[Entries on item positions]

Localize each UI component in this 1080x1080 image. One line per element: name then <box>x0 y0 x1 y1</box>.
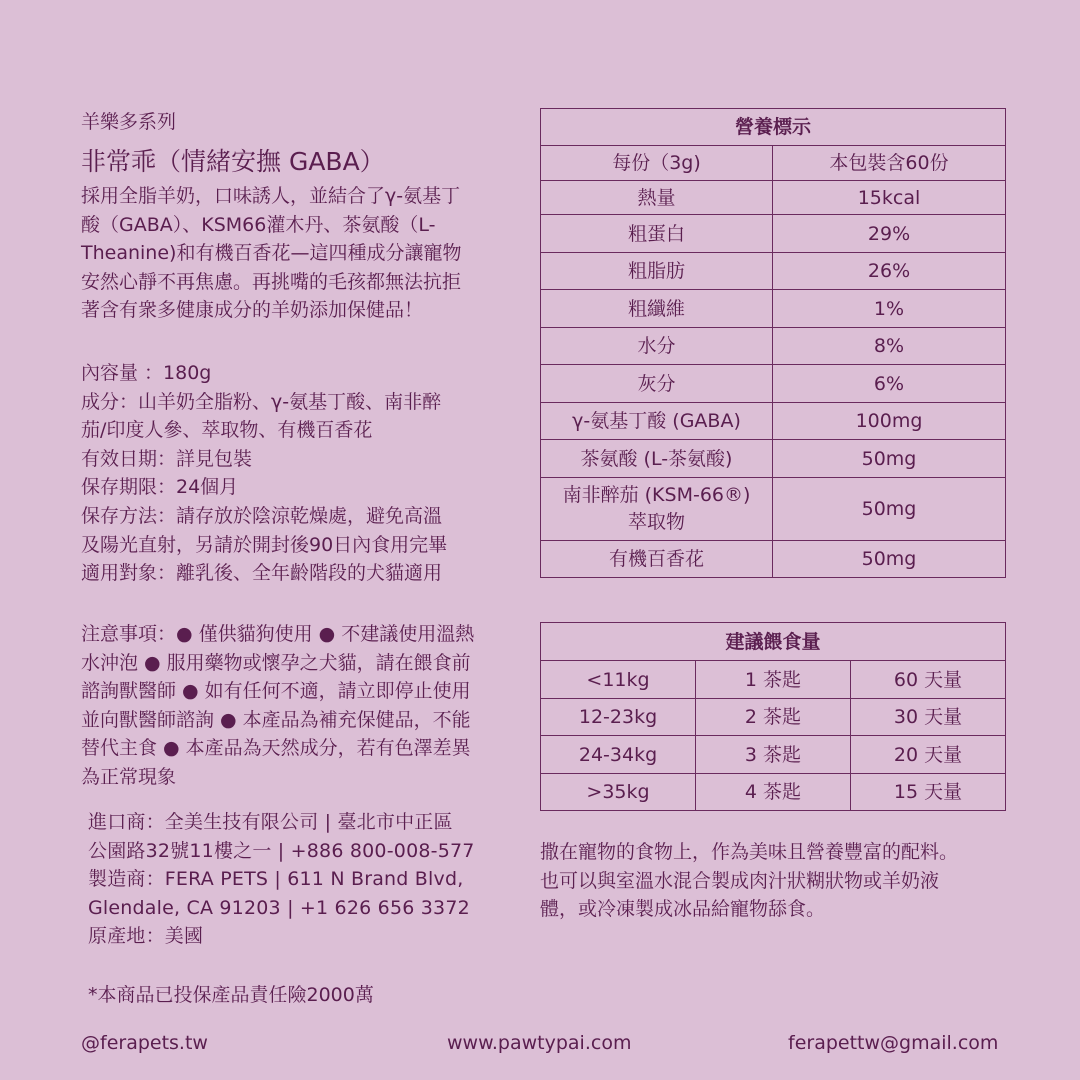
footer-website: www.pawtypai.com <box>447 1032 632 1054</box>
nutrient-name: 粗蛋白 <box>541 215 773 253</box>
nutrition-table <box>540 108 1006 578</box>
dose: 2 茶匙 <box>696 699 851 736</box>
table-row <box>541 541 1006 578</box>
nutrient-value: 50mg <box>773 541 1006 578</box>
footer-instagram: @ferapets.tw <box>81 1032 208 1054</box>
nutrition-header-serving: 每份（3g) <box>541 146 773 181</box>
table-row <box>541 328 1006 365</box>
duration: 15 天量 <box>851 774 1006 811</box>
weight-range: 24-34kg <box>541 736 696 774</box>
weight-range: 12-23kg <box>541 699 696 736</box>
nutrient-name: 有機百香花 <box>541 541 773 578</box>
insurance-note: *本商品已投保產品責任險2000萬 <box>88 984 374 1006</box>
nutrient-value: 29% <box>773 215 1006 253</box>
weight-range: >35kg <box>541 774 696 811</box>
feeding-table <box>540 622 1006 811</box>
usage-instructions: 撒在寵物的食物上，作為美味且營養豐富的配料。 也可以與室溫水混合製成肉汁狀糊狀物或羊奶液 體，或冷凍製成冰品給寵物舔食。 <box>540 841 959 921</box>
company-info: 進口商：全美生技有限公司 | 臺北市中正區 公園路32號11樓之一 | +886 800-008-577 製造商：FERA PETS | 611 N Brand Blvd, Glendale, CA 91203 | +1 626 656 3372 原產地：美國 <box>88 811 475 948</box>
nutrient-value: 100mg <box>773 403 1006 440</box>
nutrition-title: 營養標示 <box>541 109 1006 146</box>
nutrient-name: 南非醉茄 (KSM-66®) 萃取物 <box>541 478 773 541</box>
series-name: 羊樂多系列 <box>81 111 177 133</box>
precautions: 注意事項：● 僅供貓狗使用 ● 不建議使用溫熱 水沖泡 ● 服用藥物或懷孕之犬貓，請在餵食前 諮詢獸醫師 ● 如有任何不適，請立即停止使用 並向獸醫師諮詢 ● 本產品為補充保健品，不能 替代主食 ● 本產品為天然成分，若有色澤差異 為正常現象 <box>81 623 475 788</box>
table-row <box>541 774 1006 811</box>
weight-range: <11kg <box>541 661 696 699</box>
duration: 30 天量 <box>851 699 1006 736</box>
table-row <box>541 290 1006 328</box>
nutrient-value: 8% <box>773 328 1006 365</box>
dose: 3 茶匙 <box>696 736 851 774</box>
table-row <box>541 215 1006 253</box>
nutrient-name: 水分 <box>541 328 773 365</box>
table-row <box>541 736 1006 774</box>
table-row <box>541 365 1006 403</box>
product-specs: 內容量 ：180g 成分：山羊奶全脂粉、γ-氨基丁酸、南非醉 茄/印度人參、萃取物、有機百香花 有效日期：詳見包裝 保存期限：24個月 保存方法：請存放於陰涼乾燥處，避免高溫 及陽光直射，另請於開封後90日內食用完畢 適用對象：離乳後、全年齡階段的犬貓適用 <box>81 362 448 585</box>
duration: 20 天量 <box>851 736 1006 774</box>
table-row <box>541 403 1006 440</box>
dose: 4 茶匙 <box>696 774 851 811</box>
table-row <box>541 661 1006 699</box>
product-title: 非常乖（情緒安撫 GABA） <box>81 147 385 176</box>
nutrient-value: 50mg <box>773 440 1006 478</box>
table-row <box>541 181 1006 215</box>
nutrient-name: 熱量 <box>541 181 773 215</box>
nutrient-name: 茶氨酸 (L-茶氨酸) <box>541 440 773 478</box>
nutrient-value: 6% <box>773 365 1006 403</box>
nutrition-header-package: 本包裝含60份 <box>773 146 1006 181</box>
nutrient-value: 1% <box>773 290 1006 328</box>
nutrient-name: 粗脂肪 <box>541 253 773 290</box>
nutrient-value: 26% <box>773 253 1006 290</box>
nutrient-name: 灰分 <box>541 365 773 403</box>
feeding-title: 建議餵食量 <box>541 623 1006 661</box>
table-row <box>541 478 1006 541</box>
table-row <box>541 440 1006 478</box>
table-row <box>541 699 1006 736</box>
nutrient-value: 15kcal <box>773 181 1006 215</box>
product-intro: 採用全脂羊奶，口味誘人，並結合了γ-氨基丁 酸（GABA）、KSM66灌木丹、茶氨酸（L- Theanine)和有機百香花—這四種成分讓寵物 安然心靜不再焦慮。再挑嘴的毛孩都無法抗拒 著含有衆多健康成分的羊奶添加保健品！ <box>81 185 462 322</box>
nutrient-name: 粗纖維 <box>541 290 773 328</box>
table-row <box>541 253 1006 290</box>
dose: 1 茶匙 <box>696 661 851 699</box>
nutrient-value: 50mg <box>773 478 1006 541</box>
footer-email: ferapettw@gmail.com <box>788 1032 999 1054</box>
duration: 60 天量 <box>851 661 1006 699</box>
nutrient-name: γ-氨基丁酸 (GABA) <box>541 403 773 440</box>
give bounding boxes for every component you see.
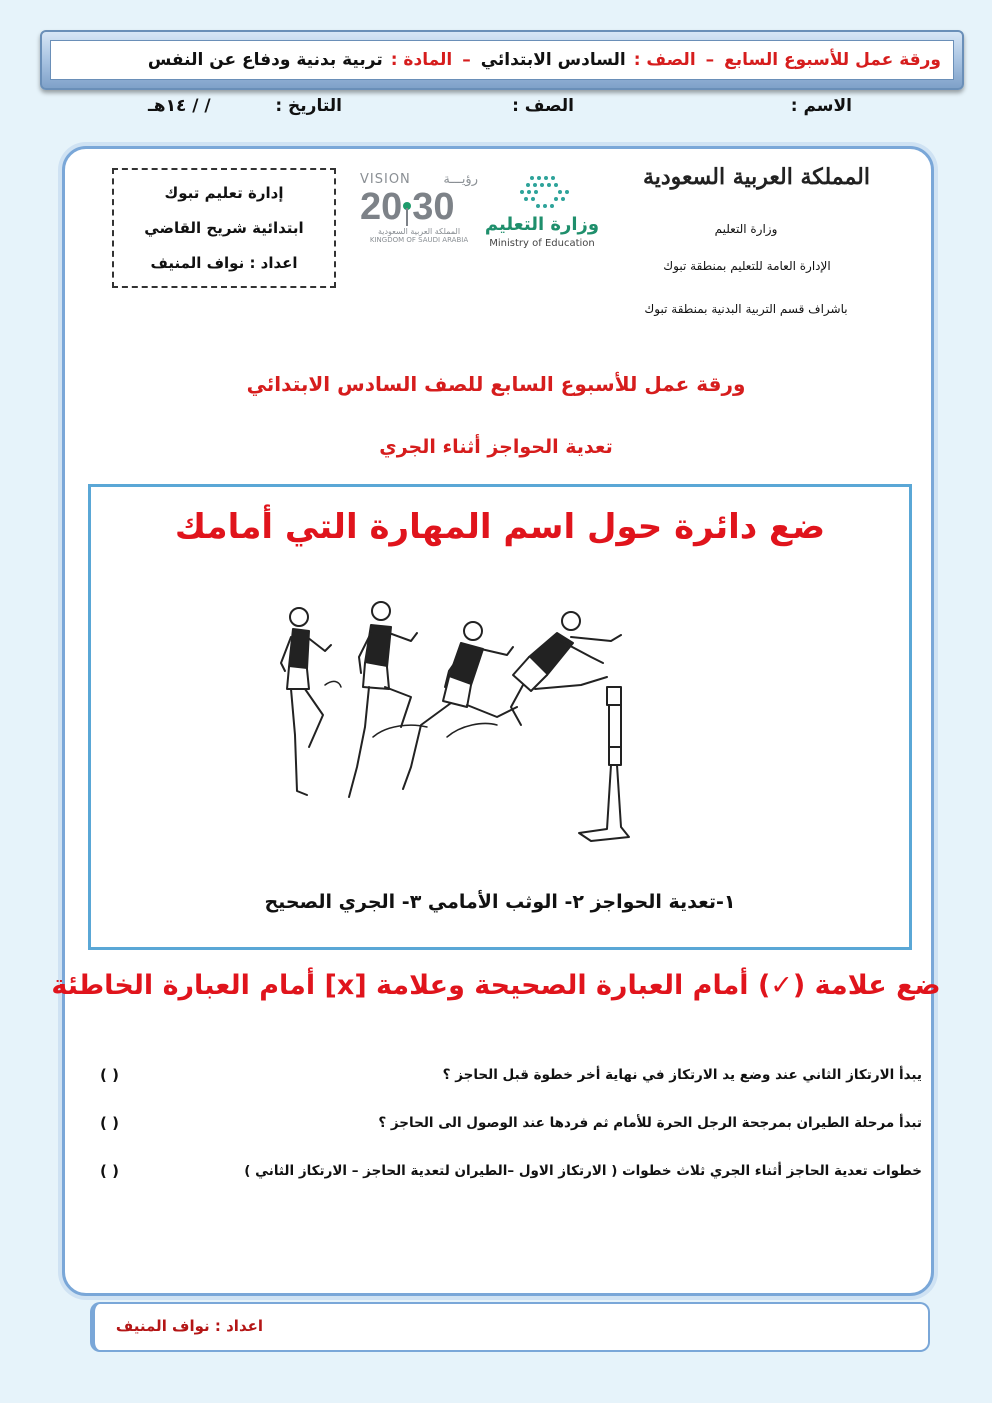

Written problem — Copy out the lines above without any changes, beginning with the line that contains "footer-website: www.pawtypai.com <box>447" and ending with the line that contains "footer-instagram: @ferapets.tw <box>81", with both of those lines included.

Answer below —
footer-website: www.pawtypai.com <box>447 1032 632 1054</box>
nutrient-name: 粗蛋白 <box>541 215 773 253</box>
nutrition-table <box>540 108 1006 578</box>
dose: 2 茶匙 <box>696 699 851 736</box>
table-row <box>541 541 1006 578</box>
nutrient-value: 50mg <box>773 541 1006 578</box>
footer-instagram: @ferapets.tw <box>81 1032 208 1054</box>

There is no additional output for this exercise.